- _Objective_:
Count how many lines below contain the word "from", then give that number alone.

Figure record listings
"""
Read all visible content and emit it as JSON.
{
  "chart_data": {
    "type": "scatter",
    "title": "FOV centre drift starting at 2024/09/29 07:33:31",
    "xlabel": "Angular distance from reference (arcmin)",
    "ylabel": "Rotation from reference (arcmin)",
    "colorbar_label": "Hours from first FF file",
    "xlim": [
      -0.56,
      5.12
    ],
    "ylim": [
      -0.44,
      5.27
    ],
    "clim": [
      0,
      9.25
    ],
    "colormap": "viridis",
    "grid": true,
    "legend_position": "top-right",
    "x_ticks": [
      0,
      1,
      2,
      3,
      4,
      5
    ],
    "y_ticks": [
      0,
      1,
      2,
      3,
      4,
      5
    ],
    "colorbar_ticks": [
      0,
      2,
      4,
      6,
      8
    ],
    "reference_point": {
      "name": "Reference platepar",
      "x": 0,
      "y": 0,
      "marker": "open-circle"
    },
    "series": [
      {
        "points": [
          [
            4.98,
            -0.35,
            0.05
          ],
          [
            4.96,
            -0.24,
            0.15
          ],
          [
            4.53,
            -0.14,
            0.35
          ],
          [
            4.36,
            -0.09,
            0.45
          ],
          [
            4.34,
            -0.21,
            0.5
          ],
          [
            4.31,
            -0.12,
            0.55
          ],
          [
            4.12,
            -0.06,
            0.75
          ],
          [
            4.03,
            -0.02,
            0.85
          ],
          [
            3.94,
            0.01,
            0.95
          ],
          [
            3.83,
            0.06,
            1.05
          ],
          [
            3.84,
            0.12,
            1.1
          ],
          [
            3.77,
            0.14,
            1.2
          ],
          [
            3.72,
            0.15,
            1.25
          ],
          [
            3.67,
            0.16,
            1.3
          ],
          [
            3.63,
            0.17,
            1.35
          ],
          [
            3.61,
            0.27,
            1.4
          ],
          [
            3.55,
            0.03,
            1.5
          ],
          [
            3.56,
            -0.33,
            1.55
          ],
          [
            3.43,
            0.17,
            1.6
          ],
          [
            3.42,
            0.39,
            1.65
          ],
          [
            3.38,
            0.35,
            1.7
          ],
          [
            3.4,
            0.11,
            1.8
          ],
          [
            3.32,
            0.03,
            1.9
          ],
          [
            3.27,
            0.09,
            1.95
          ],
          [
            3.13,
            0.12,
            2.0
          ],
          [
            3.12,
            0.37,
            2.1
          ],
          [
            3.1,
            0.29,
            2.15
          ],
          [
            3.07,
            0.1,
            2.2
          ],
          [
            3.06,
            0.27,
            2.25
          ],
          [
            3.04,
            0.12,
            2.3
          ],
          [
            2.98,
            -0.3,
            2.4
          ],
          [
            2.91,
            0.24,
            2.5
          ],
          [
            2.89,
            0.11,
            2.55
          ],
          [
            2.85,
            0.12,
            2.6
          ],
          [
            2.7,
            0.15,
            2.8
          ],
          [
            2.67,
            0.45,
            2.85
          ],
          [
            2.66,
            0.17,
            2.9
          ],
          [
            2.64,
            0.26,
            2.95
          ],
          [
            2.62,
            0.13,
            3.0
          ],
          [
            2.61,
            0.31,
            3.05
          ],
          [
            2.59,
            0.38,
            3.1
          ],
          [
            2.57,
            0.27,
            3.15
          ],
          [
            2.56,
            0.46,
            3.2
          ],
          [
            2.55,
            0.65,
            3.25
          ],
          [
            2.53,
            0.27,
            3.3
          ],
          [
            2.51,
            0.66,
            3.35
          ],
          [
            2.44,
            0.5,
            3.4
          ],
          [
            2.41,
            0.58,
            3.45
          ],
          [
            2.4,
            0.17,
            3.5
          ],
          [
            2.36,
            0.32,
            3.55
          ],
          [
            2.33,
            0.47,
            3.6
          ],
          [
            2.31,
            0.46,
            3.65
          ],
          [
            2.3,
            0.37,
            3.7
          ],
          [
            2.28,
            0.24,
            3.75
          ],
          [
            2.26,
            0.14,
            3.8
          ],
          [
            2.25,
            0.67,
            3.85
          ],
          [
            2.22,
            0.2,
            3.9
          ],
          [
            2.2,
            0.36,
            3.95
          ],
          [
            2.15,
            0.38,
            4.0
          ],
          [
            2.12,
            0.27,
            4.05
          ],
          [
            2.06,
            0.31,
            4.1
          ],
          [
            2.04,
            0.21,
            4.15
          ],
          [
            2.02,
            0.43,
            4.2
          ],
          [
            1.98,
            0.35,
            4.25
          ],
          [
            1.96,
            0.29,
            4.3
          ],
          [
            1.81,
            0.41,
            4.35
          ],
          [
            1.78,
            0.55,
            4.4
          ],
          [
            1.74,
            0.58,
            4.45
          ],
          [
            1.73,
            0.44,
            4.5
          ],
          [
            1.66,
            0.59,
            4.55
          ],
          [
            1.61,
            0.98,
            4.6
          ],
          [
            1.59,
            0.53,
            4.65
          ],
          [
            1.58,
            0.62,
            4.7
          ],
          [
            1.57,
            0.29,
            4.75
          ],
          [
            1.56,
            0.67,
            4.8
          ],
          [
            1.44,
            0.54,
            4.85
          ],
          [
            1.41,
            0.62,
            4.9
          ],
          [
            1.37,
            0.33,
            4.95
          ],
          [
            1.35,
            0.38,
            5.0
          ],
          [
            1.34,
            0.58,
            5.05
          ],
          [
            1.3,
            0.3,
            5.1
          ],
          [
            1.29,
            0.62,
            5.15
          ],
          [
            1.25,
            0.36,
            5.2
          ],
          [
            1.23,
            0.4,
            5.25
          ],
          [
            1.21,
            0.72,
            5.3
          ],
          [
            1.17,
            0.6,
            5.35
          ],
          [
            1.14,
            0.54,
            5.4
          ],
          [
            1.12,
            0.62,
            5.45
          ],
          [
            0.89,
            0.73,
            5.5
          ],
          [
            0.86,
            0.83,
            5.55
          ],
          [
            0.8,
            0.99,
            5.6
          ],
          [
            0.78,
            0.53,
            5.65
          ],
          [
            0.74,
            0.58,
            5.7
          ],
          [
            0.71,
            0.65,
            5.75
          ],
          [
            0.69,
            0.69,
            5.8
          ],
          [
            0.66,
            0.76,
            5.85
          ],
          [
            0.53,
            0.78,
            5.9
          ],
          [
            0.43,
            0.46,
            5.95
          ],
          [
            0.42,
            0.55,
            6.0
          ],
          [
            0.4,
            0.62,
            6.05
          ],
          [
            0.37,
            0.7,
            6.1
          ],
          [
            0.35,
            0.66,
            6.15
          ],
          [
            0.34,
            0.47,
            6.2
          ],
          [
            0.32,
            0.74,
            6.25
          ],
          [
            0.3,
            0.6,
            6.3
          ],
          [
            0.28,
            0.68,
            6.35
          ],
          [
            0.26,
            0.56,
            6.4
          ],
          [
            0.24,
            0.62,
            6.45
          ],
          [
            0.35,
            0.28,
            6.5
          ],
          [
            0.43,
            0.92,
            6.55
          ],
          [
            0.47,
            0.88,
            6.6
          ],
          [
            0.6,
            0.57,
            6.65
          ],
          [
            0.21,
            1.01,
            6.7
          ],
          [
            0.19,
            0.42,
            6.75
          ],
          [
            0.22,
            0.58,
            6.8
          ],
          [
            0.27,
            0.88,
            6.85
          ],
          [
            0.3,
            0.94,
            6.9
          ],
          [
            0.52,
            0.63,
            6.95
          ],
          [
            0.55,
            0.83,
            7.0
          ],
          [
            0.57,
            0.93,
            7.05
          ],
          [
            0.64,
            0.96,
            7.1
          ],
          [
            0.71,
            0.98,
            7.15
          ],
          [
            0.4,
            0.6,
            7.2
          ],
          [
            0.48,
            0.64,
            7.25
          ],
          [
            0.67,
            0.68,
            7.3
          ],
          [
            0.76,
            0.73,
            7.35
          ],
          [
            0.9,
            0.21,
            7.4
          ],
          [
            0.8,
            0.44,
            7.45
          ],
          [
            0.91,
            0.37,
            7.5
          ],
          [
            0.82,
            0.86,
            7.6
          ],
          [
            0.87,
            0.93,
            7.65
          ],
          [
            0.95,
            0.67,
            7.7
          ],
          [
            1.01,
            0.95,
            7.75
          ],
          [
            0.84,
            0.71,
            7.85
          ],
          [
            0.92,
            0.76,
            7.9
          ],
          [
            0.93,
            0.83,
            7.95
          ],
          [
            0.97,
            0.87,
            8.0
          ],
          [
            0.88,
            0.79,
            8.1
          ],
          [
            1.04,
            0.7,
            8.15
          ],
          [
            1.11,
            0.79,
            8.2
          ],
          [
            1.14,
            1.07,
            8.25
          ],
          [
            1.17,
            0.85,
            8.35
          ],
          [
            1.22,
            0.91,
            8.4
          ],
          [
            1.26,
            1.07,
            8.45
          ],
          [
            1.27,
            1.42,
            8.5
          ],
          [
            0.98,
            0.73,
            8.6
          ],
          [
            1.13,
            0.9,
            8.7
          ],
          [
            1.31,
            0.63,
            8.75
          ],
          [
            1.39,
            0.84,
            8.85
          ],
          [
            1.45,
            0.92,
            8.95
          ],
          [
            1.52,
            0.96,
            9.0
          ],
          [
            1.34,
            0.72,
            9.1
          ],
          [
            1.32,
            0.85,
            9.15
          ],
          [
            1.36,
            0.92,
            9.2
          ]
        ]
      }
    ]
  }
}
"""
- _Task answer_:
3